Task details.
Return all lines below containing the word "sorted".

Supplied records.
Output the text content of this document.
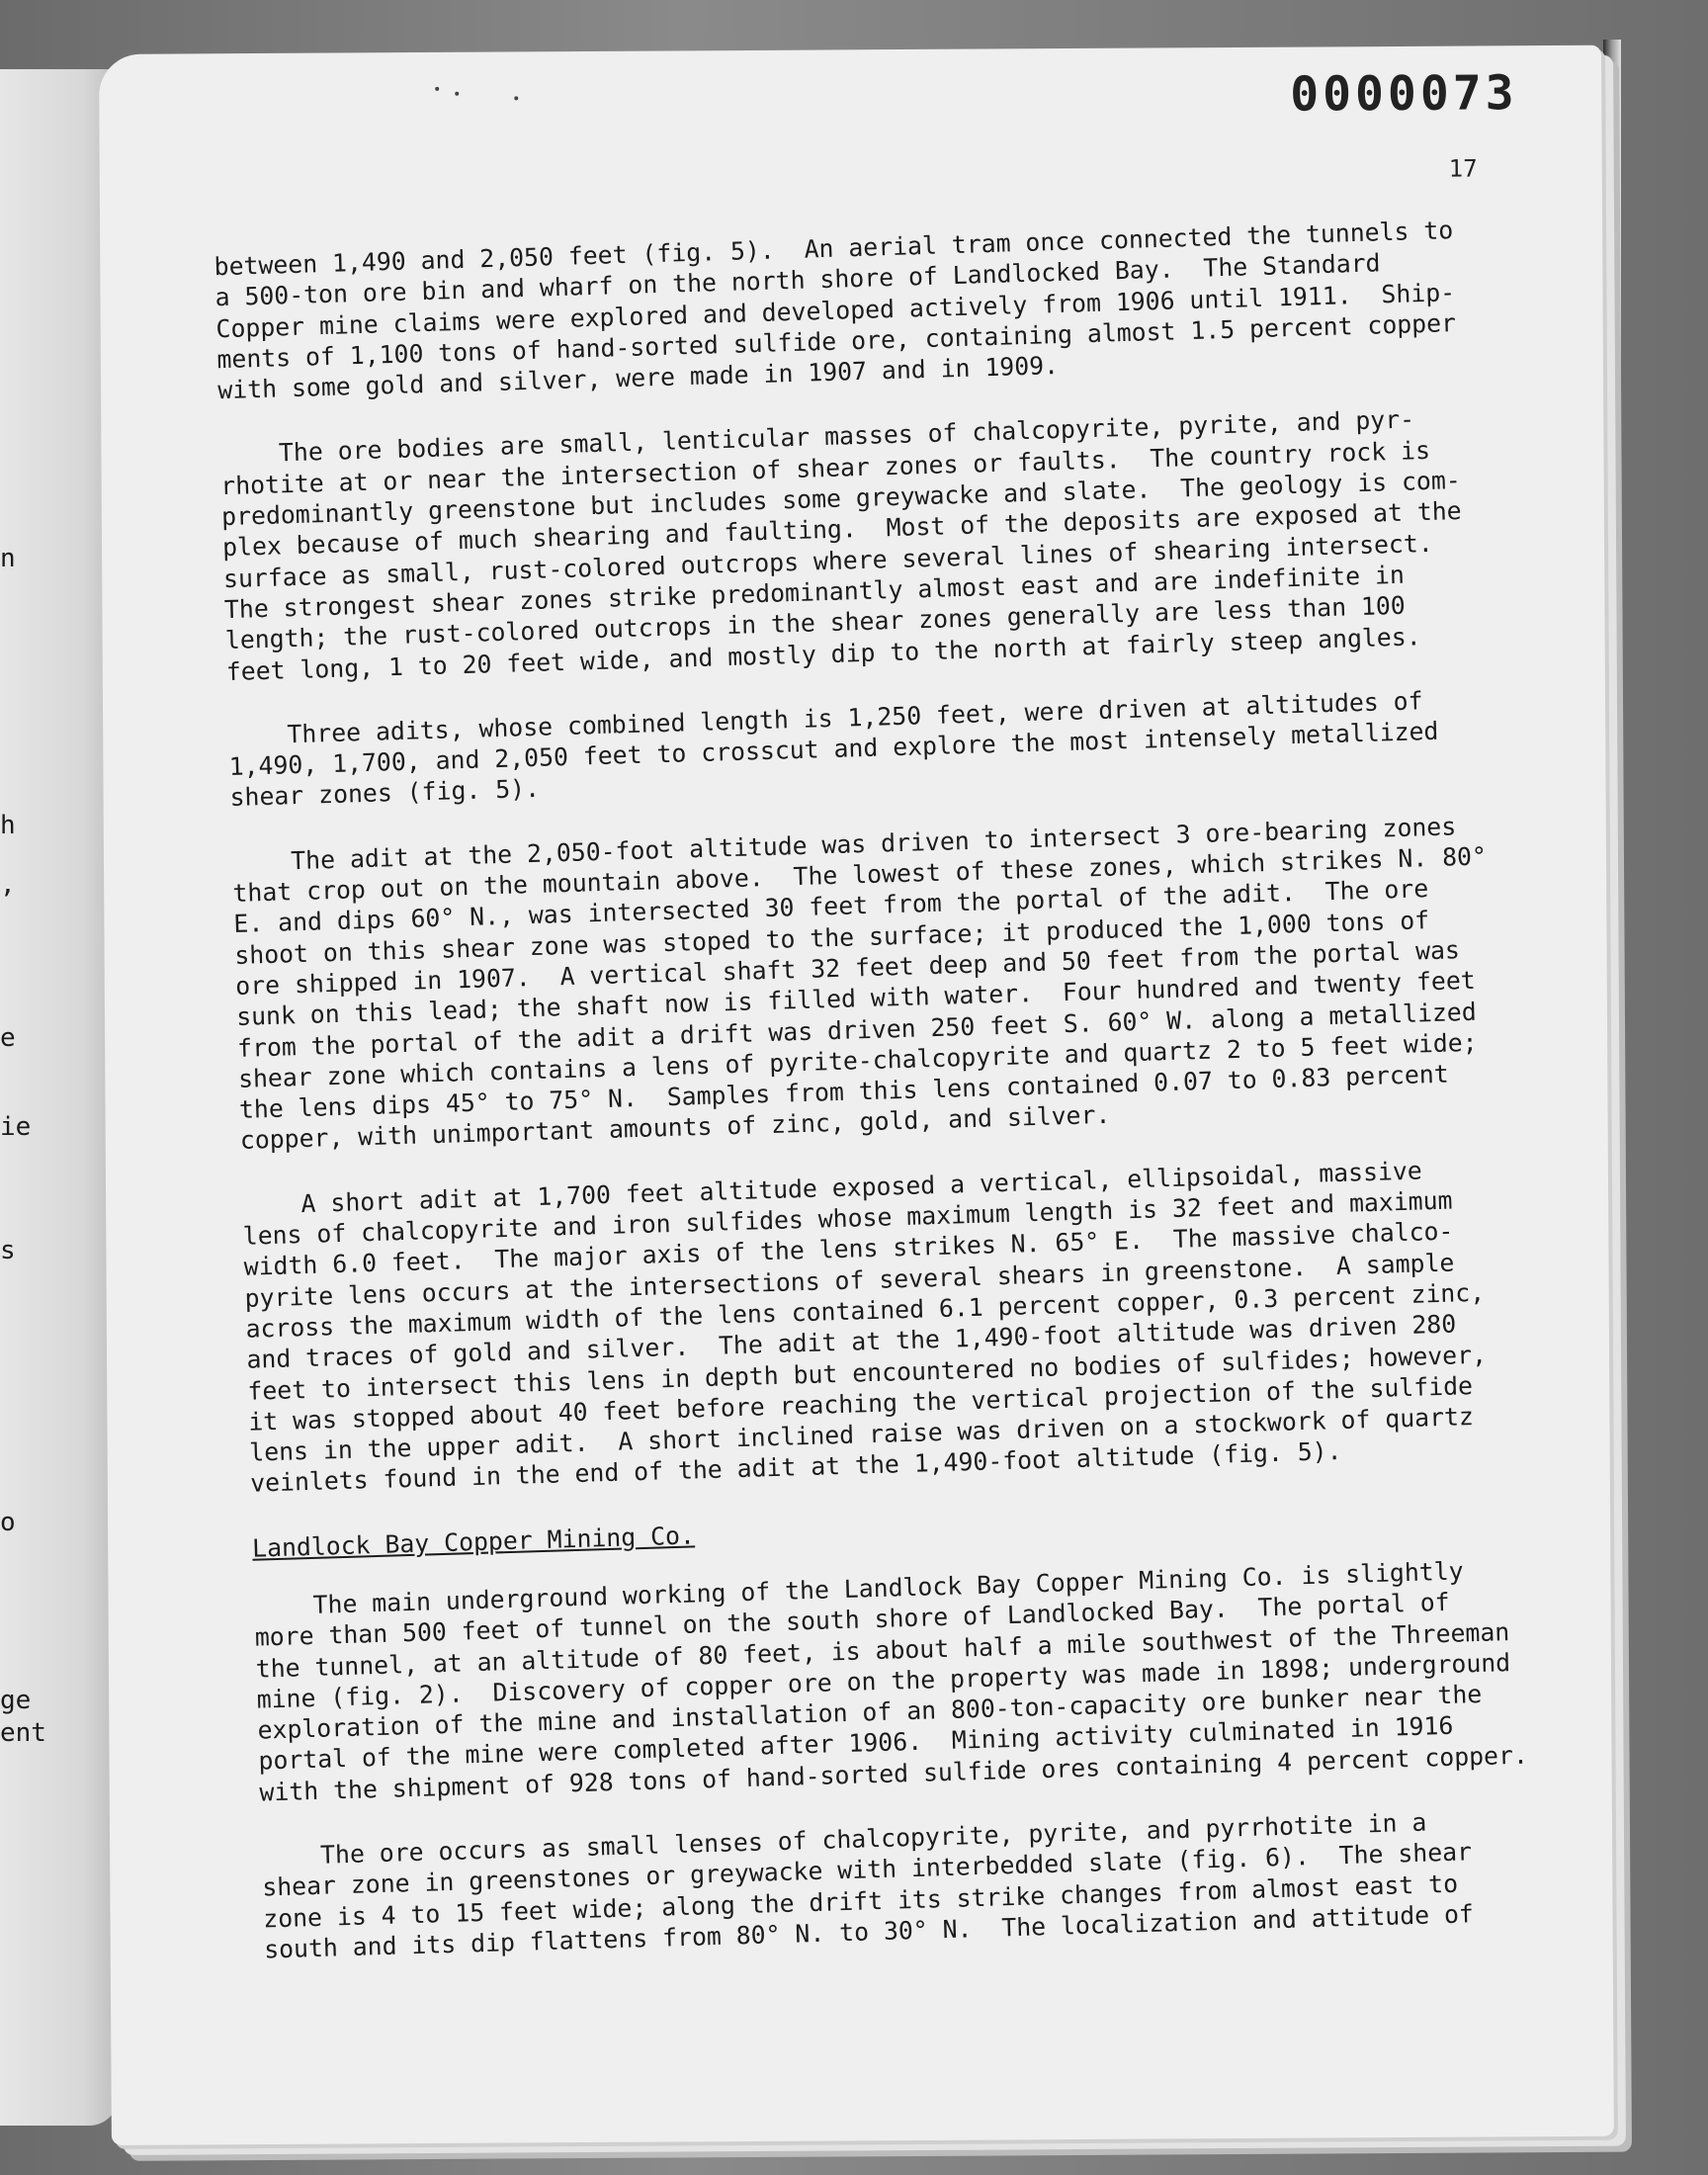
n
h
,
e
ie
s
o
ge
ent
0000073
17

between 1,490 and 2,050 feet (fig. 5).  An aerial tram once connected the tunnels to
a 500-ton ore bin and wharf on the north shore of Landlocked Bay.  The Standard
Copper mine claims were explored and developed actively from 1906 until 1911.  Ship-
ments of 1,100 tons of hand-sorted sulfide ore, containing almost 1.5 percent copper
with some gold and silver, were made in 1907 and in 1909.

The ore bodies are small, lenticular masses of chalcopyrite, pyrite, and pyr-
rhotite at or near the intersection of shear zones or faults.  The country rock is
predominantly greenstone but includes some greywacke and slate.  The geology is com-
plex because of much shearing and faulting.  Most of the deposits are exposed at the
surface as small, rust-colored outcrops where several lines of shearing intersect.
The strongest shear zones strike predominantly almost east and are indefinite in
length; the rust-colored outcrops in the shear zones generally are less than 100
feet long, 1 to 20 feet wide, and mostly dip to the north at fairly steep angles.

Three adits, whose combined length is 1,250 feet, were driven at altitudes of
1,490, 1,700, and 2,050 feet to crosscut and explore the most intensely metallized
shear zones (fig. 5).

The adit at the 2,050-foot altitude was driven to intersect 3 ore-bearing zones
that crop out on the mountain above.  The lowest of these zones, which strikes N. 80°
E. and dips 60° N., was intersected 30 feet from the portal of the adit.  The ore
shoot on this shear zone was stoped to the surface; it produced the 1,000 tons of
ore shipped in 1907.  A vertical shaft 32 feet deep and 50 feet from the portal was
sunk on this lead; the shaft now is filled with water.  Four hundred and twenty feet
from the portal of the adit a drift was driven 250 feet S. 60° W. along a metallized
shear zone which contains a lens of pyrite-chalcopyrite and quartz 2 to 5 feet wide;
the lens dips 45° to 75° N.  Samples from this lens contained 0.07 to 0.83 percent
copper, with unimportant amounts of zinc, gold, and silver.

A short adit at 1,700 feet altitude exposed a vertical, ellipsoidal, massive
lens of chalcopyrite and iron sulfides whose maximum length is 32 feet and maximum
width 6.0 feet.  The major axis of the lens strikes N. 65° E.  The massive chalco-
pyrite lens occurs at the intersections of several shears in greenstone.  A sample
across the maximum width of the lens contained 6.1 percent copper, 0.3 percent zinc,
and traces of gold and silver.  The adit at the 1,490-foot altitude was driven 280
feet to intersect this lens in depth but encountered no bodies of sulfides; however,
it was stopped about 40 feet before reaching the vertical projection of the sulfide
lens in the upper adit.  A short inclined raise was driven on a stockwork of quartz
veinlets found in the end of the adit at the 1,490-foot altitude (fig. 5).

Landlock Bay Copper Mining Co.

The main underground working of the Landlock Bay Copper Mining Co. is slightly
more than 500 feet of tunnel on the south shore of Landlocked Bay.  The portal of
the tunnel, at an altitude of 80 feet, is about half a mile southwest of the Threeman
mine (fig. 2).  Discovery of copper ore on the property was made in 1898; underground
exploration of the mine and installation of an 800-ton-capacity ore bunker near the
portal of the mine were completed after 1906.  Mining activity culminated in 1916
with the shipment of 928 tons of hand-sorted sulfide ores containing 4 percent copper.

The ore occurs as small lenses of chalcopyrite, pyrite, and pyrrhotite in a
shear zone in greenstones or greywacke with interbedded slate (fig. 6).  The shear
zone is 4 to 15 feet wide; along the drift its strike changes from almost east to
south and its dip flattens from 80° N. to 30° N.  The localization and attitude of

Result.
ments of 1,100 tons of hand-sorted sulfide ore, containing almost 1.5 percent copper
with the shipment of 928 tons of hand-sorted sulfide ores containing 4 percent copper.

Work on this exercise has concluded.